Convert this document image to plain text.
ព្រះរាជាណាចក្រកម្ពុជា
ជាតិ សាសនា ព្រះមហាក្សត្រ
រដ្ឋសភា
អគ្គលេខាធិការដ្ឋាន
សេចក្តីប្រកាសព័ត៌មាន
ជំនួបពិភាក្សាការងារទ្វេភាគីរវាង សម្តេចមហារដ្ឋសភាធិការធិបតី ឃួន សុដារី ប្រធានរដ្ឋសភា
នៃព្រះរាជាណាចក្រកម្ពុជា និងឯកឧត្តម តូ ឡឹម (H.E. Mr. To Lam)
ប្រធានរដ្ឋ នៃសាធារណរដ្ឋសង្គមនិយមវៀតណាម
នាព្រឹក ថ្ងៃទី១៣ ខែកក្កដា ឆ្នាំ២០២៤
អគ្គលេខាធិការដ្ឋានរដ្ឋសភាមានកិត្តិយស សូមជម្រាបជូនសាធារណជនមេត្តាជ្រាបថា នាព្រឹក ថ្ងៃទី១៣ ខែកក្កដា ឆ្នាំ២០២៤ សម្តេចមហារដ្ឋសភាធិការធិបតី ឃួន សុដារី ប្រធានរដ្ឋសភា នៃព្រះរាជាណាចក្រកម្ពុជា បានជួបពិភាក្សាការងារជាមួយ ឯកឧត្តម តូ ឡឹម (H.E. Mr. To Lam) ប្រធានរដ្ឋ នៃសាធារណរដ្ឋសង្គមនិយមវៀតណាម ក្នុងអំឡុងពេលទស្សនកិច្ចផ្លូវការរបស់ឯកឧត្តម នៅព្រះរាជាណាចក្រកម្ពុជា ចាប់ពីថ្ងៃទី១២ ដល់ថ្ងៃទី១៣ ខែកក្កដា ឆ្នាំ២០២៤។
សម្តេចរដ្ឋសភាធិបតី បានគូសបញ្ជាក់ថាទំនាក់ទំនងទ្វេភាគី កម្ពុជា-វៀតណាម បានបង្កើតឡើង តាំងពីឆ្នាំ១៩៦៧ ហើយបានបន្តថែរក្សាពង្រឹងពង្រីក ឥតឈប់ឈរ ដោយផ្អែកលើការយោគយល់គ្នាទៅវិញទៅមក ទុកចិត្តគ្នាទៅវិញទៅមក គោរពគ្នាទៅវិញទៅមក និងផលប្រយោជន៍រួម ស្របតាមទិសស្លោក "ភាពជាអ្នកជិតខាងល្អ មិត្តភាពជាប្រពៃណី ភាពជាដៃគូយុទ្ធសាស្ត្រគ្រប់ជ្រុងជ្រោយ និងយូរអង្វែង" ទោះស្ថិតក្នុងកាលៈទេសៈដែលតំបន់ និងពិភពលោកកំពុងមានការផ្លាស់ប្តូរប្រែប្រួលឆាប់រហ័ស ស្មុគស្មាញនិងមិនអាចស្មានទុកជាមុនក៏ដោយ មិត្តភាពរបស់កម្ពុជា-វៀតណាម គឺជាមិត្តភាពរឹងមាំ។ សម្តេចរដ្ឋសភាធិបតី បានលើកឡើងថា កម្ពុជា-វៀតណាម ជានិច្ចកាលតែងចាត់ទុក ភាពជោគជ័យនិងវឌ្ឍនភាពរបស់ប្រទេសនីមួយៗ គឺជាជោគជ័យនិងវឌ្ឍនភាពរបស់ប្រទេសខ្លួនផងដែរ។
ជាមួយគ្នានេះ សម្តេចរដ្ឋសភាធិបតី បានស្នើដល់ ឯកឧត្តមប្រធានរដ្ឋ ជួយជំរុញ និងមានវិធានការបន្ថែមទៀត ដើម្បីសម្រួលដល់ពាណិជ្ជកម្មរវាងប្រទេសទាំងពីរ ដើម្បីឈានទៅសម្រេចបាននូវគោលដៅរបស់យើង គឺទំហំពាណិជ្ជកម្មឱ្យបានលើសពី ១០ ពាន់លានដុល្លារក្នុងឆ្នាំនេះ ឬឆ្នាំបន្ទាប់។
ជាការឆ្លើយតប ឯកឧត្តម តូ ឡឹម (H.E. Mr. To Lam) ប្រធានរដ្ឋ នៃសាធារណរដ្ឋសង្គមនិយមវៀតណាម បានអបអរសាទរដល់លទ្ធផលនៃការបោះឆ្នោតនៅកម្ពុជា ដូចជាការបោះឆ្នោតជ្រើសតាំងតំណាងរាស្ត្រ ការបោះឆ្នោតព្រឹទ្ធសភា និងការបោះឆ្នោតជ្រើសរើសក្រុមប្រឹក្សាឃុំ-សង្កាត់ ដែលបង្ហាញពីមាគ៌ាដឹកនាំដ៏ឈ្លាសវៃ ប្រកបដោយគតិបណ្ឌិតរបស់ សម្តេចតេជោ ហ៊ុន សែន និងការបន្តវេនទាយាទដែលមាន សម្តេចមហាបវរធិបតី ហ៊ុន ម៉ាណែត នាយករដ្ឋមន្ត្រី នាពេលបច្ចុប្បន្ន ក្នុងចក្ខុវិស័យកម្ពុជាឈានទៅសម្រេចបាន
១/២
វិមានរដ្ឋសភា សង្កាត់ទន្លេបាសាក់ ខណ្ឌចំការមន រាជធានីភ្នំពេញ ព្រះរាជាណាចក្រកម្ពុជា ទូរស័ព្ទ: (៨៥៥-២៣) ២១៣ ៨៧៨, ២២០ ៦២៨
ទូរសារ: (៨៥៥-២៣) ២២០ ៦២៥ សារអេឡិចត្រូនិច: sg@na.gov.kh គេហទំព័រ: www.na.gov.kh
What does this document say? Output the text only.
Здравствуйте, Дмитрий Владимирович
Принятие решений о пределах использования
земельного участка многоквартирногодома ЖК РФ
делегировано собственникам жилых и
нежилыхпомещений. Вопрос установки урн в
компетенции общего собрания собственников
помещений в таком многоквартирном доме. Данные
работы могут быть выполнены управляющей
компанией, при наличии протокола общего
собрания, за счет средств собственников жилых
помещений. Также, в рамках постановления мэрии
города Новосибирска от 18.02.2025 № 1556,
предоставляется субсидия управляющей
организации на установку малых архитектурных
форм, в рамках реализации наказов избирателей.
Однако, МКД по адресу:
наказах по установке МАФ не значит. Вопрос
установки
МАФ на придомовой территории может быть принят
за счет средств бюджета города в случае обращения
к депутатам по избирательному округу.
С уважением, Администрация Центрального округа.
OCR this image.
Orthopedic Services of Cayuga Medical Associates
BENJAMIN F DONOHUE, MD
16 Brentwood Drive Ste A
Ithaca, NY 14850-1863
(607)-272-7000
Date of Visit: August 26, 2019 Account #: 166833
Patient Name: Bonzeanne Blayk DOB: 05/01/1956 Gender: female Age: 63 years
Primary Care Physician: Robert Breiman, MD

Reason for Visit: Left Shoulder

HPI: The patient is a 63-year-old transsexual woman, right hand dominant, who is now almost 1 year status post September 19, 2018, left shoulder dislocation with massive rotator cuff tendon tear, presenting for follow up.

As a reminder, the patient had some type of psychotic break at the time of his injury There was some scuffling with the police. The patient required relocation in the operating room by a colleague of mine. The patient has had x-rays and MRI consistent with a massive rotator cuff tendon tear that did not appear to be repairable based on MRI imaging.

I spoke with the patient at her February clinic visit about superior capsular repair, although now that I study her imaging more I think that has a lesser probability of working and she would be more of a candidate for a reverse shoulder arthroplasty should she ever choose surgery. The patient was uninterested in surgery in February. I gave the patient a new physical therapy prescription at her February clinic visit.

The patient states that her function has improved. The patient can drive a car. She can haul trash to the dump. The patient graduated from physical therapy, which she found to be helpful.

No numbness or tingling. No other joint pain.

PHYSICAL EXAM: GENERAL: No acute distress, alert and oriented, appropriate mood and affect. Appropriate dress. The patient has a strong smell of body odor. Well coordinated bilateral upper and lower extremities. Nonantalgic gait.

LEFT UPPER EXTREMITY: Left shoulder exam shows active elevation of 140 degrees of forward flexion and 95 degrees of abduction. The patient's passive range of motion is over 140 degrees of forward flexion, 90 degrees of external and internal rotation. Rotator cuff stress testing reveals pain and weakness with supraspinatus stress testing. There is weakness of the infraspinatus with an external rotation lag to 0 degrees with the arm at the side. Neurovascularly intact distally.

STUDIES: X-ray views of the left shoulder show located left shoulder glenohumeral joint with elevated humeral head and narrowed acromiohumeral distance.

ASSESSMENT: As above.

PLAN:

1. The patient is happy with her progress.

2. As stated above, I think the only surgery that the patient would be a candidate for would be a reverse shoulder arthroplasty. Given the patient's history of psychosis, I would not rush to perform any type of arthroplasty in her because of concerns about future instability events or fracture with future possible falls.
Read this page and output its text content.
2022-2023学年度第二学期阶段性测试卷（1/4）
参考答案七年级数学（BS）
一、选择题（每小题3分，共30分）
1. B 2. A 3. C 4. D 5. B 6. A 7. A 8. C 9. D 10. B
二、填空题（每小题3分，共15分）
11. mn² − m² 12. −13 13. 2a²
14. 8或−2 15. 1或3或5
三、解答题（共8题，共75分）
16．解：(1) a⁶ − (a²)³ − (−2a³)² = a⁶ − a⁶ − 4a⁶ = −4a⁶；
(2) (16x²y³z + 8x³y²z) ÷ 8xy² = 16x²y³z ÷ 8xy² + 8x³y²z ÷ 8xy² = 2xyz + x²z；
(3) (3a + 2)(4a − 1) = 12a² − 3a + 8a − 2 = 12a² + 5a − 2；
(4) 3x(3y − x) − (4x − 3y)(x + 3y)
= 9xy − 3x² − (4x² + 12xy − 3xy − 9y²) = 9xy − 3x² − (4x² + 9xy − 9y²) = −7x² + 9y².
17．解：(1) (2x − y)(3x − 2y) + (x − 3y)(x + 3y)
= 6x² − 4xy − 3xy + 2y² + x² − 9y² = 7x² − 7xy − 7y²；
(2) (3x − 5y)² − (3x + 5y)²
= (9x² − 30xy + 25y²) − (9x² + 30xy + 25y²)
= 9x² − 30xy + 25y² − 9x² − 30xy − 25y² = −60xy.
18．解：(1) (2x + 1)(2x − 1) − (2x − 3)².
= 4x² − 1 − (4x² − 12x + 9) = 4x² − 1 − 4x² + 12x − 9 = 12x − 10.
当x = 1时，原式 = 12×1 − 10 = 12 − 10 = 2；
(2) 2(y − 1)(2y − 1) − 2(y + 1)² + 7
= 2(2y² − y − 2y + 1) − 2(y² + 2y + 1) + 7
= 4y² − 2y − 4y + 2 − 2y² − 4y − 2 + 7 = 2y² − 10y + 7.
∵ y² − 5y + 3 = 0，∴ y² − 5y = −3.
● ● ● ● ● ● ●
■ **WHAT THE TASK REQUIRES**
Every line above that contains the word "with" should be reported.

■ **FULL OUTPUT**
HPI: The patient is a 63-year-old transsexual woman, right hand dominant, who is now almost 1 year status post September 19, 2018, left shoulder dislocation with massive rotator cuff tendon tear, presenting for follow up.
As a reminder, the patient had some type of psychotic break at the time of his injury There was some scuffling with the police. The patient required relocation in the operating room by a colleague of mine. The patient has had x-rays and MRI consistent with a massive rotator cuff tendon tear that did not appear to be repairable based on MRI imaging.
I spoke with the patient at her February clinic visit about superior capsular repair, although now that I study her imaging more I think that has a lesser probability of working and she would be more of a candidate for a reverse shoulder arthroplasty should she ever choose surgery. The patient was uninterested in surgery in February. I gave the patient a new physical therapy prescription at her February clinic visit.
LEFT UPPER EXTREMITY: Left shoulder exam shows active elevation of 140 degrees of forward flexion and 95 degrees of abduction. The patient's passive range of motion is over 140 degrees of forward flexion, 90 degrees of external and internal rotation. Rotator cuff stress testing reveals pain and weakness with supraspinatus stress testing. There is weakness of the infraspinatus with an external rotation lag to 0 degrees with the arm at the side. Neurovascularly intact distally.
STUDIES: X-ray views of the left shoulder show located left shoulder glenohumeral joint with elevated humeral head and narrowed acromiohumeral distance.
1. The patient is happy with her progress.
2. As stated above, I think the only surgery that the patient would be a candidate for would be a reverse shoulder arthroplasty. Given the patient's history of psychosis, I would not rush to perform any type of arthroplasty in her because of concerns about future instability events or fracture with future possible falls.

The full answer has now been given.